A run of records
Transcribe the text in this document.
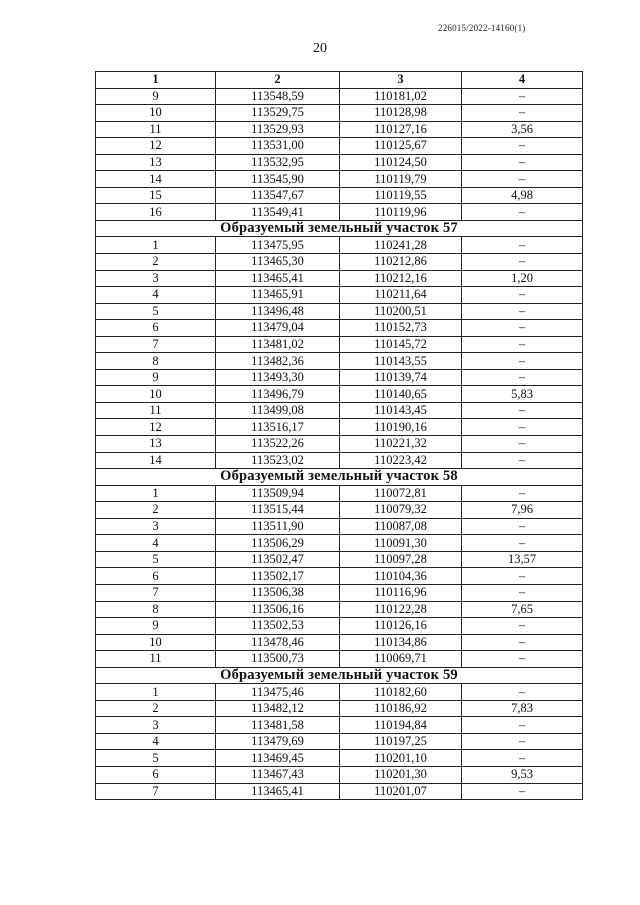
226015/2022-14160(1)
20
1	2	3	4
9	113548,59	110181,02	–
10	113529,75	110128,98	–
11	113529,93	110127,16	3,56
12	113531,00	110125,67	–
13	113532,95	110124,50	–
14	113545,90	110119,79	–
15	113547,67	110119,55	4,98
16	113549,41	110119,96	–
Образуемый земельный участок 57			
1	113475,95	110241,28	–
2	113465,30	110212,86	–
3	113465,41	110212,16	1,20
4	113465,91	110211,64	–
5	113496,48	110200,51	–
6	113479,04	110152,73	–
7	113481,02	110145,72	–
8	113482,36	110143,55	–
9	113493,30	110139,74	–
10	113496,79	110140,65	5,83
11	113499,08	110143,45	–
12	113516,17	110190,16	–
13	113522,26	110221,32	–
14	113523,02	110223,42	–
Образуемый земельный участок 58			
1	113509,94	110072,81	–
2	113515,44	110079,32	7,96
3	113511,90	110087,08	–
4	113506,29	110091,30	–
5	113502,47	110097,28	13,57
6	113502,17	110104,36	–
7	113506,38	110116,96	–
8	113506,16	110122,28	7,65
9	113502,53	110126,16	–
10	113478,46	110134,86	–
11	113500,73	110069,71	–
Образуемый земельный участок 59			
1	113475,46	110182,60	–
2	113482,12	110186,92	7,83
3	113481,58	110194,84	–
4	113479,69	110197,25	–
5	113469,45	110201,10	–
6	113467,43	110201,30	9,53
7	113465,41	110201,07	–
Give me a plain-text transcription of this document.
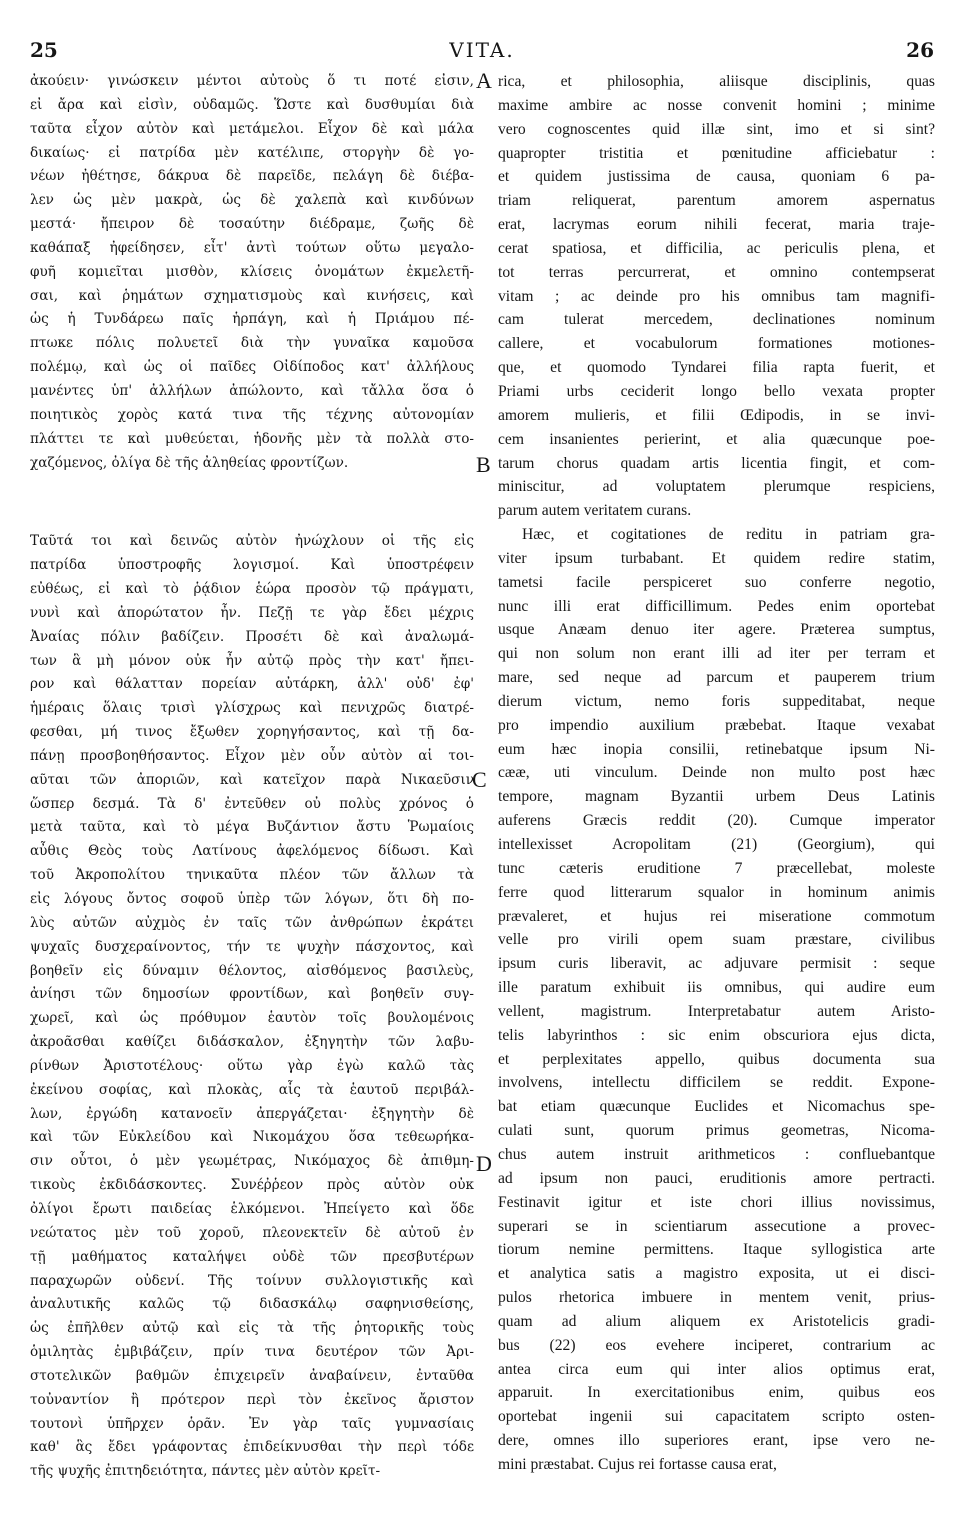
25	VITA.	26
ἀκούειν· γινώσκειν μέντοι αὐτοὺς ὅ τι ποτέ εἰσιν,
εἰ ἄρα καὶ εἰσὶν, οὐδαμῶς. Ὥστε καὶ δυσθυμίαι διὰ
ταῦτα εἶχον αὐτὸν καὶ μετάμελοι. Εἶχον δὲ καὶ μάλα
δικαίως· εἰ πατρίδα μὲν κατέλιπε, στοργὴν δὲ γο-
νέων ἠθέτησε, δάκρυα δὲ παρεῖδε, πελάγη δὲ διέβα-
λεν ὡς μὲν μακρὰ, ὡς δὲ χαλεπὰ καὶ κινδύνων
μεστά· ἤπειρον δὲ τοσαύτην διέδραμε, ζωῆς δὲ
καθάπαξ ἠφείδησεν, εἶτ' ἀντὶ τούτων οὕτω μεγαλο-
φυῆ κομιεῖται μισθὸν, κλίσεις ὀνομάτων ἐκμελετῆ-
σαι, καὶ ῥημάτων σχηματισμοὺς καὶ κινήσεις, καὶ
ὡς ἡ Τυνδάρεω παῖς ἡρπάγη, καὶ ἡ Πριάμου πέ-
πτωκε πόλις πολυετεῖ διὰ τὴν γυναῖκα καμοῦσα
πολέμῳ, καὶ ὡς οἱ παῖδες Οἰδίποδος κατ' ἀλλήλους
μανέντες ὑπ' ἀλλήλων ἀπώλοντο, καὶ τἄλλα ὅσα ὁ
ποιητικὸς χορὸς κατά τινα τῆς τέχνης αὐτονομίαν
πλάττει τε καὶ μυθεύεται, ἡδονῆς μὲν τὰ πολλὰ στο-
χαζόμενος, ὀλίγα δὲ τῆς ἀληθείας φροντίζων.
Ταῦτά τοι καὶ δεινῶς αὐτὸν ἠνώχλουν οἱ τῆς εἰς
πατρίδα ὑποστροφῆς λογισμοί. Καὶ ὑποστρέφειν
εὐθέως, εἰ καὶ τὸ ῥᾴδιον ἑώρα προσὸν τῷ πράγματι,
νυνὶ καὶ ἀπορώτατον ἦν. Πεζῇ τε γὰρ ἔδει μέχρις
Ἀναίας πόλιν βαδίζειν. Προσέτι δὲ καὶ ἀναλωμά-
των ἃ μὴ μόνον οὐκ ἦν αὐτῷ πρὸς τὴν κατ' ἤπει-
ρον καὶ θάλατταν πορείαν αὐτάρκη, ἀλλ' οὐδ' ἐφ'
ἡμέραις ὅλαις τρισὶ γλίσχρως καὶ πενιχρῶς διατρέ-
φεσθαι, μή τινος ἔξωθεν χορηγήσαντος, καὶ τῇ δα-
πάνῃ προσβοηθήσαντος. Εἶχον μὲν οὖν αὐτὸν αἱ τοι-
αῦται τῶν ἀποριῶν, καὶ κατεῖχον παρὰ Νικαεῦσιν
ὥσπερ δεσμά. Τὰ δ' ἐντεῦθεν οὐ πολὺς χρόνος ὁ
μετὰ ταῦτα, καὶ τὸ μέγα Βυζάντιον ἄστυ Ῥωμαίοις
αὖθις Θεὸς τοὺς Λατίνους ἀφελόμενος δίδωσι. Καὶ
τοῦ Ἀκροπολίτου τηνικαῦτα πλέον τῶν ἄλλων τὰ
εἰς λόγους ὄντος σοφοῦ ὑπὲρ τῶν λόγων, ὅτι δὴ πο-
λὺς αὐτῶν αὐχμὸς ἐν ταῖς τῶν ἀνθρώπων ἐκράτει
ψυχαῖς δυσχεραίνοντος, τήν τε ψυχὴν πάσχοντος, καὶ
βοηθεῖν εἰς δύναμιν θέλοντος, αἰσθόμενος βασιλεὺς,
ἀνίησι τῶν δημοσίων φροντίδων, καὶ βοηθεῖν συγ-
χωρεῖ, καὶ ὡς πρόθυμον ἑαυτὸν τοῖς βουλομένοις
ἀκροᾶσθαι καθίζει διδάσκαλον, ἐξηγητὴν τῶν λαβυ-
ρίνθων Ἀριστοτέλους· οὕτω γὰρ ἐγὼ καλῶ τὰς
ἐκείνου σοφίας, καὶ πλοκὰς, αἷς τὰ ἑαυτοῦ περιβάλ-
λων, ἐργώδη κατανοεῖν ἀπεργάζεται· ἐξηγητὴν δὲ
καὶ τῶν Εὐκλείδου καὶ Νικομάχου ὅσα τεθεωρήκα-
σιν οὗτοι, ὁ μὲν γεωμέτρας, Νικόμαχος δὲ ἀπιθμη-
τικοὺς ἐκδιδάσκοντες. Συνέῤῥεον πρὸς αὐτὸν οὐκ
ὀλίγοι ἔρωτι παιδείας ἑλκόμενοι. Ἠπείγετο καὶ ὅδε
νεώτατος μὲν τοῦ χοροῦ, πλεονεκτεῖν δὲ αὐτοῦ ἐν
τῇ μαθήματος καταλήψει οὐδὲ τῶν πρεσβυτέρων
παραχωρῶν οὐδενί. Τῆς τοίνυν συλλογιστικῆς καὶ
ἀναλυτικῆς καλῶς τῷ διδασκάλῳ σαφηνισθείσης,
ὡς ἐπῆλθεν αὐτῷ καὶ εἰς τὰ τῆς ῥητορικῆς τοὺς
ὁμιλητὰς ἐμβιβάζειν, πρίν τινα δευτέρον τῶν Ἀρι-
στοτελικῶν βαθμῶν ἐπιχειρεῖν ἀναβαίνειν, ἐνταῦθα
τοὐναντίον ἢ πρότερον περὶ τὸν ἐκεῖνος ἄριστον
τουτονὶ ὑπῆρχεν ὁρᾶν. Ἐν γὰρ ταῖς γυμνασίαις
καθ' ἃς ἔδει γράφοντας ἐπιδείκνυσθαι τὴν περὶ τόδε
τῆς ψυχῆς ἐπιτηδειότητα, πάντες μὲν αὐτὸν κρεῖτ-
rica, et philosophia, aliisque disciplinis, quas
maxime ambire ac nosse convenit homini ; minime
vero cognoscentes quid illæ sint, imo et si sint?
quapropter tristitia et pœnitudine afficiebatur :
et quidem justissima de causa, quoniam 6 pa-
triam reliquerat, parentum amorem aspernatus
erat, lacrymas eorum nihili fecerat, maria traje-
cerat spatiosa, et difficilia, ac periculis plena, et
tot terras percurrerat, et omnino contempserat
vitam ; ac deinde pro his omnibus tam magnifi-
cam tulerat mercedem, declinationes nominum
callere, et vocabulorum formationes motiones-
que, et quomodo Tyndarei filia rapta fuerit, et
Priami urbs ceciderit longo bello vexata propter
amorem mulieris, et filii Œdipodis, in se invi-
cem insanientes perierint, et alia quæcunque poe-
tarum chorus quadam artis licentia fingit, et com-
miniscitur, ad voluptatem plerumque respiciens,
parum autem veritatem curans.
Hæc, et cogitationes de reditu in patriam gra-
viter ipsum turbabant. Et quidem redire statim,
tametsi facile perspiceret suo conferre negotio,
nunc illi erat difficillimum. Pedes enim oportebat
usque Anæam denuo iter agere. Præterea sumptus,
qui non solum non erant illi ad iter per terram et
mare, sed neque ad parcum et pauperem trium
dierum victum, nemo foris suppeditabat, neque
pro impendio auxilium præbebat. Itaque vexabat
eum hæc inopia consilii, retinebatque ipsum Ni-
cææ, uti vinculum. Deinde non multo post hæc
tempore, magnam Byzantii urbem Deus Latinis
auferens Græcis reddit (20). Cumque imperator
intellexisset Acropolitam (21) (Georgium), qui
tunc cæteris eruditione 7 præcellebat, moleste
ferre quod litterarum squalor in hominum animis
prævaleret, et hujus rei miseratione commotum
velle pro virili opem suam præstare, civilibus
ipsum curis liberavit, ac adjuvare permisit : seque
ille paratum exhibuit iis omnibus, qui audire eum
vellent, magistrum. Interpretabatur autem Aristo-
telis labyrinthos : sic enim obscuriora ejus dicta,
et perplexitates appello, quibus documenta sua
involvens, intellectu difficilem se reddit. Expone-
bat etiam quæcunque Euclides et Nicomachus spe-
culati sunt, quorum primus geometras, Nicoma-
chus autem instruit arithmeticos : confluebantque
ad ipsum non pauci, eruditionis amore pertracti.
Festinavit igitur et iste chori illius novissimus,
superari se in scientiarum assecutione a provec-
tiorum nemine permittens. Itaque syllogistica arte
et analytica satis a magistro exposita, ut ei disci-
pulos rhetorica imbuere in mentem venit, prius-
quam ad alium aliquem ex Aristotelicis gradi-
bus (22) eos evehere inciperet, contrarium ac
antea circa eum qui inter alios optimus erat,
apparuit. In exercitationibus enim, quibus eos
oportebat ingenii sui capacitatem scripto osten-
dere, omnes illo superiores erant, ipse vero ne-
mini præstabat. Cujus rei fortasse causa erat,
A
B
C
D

GOAL - Using the listing, copy every line where the word "Εἶχον" shows up.

SOLUTION FOR THIS EXERCISE -
ταῦτα εἶχον αὐτὸν καὶ μετάμελοι. Εἶχον δὲ καὶ μάλα
πάνῃ προσβοηθήσαντος. Εἶχον μὲν οὖν αὐτὸν αἱ τοι-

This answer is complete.